What is asked: Tell how many lines in the data below include the word "name". The answer is the number only.
* Start The data *
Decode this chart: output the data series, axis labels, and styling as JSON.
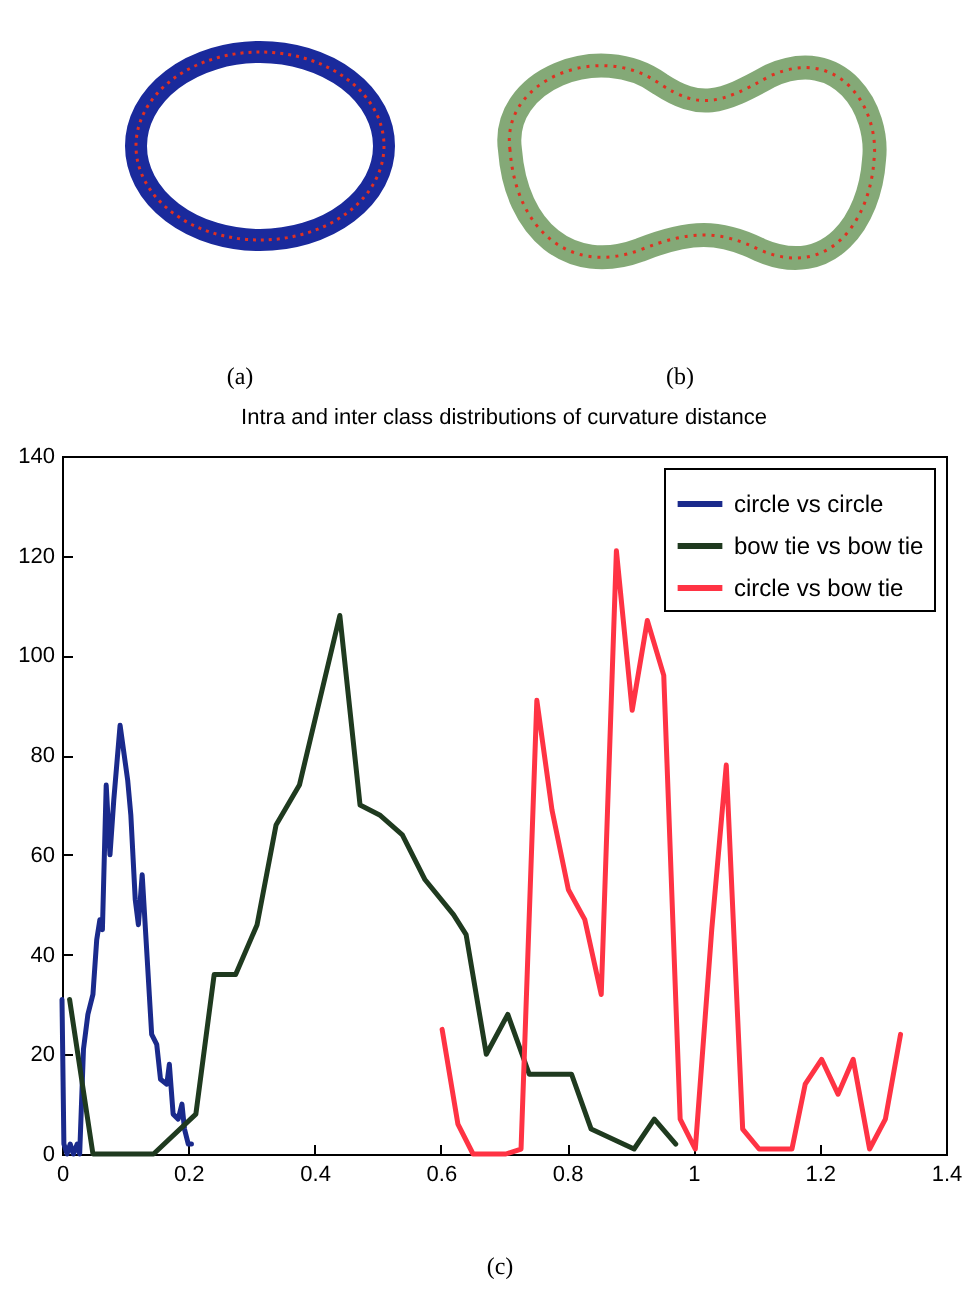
{
  "chart_data": {
    "type": "line",
    "title": "Intra and inter class distributions of curvature distance",
    "annotations": [
      "(a)",
      "(b)",
      "(c)"
    ],
    "xlim": [
      0,
      1.4
    ],
    "xticks": [
      0,
      0.2,
      0.4,
      0.6,
      0.8,
      1,
      1.2,
      1.4
    ],
    "ylim": [
      0,
      140
    ],
    "yticks": [
      0,
      20,
      40,
      60,
      80,
      100,
      120,
      140
    ],
    "grid": false,
    "legend": "top right",
    "marker": "none",
    "line_style": "solid",
    "series": [
      {
        "name": "circle vs circle",
        "color": "#1a2a8c",
        "x": [
          0,
          0.003,
          0.008,
          0.013,
          0.018,
          0.024,
          0.028,
          0.034,
          0.041,
          0.049,
          0.055,
          0.06,
          0.064,
          0.07,
          0.076,
          0.082,
          0.092,
          0.104,
          0.109,
          0.116,
          0.121,
          0.127,
          0.135,
          0.142,
          0.15,
          0.156,
          0.166,
          0.17,
          0.176,
          0.184,
          0.19,
          0.194,
          0.2,
          0.205
        ],
        "values": [
          31,
          2,
          0,
          2,
          0,
          2,
          0,
          21,
          28,
          32,
          43,
          47,
          45,
          74,
          60,
          71,
          86,
          75,
          68,
          51,
          46,
          56,
          39,
          24,
          22,
          15,
          14,
          18,
          8,
          7,
          10,
          5,
          2,
          2
        ]
      },
      {
        "name": "bow tie vs bow tie",
        "color": "#1f3a1f",
        "x": [
          0.012,
          0.049,
          0.145,
          0.212,
          0.241,
          0.275,
          0.309,
          0.339,
          0.376,
          0.44,
          0.472,
          0.503,
          0.539,
          0.575,
          0.62,
          0.64,
          0.672,
          0.706,
          0.74,
          0.807,
          0.838,
          0.906,
          0.938,
          0.972
        ],
        "values": [
          31,
          0,
          0,
          8,
          36,
          36,
          46,
          66,
          74,
          108,
          70,
          68,
          64,
          55,
          48,
          44,
          20,
          28,
          16,
          16,
          5,
          1,
          7,
          2
        ]
      },
      {
        "name": "circle vs bow tie",
        "color": "#ff3344",
        "x": [
          0.602,
          0.627,
          0.651,
          0.703,
          0.727,
          0.752,
          0.776,
          0.802,
          0.828,
          0.854,
          0.878,
          0.903,
          0.927,
          0.953,
          0.979,
          1.003,
          1.029,
          1.052,
          1.078,
          1.104,
          1.156,
          1.177,
          1.203,
          1.229,
          1.253,
          1.279,
          1.304,
          1.328
        ],
        "values": [
          25,
          6,
          0,
          0,
          1,
          91,
          69,
          53,
          47,
          32,
          121,
          89,
          107,
          96,
          7,
          1,
          45,
          78,
          5,
          1,
          1,
          14,
          19,
          12,
          19,
          1,
          7,
          24
        ]
      }
    ]
  }
}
* End The data *
Result for this task: 3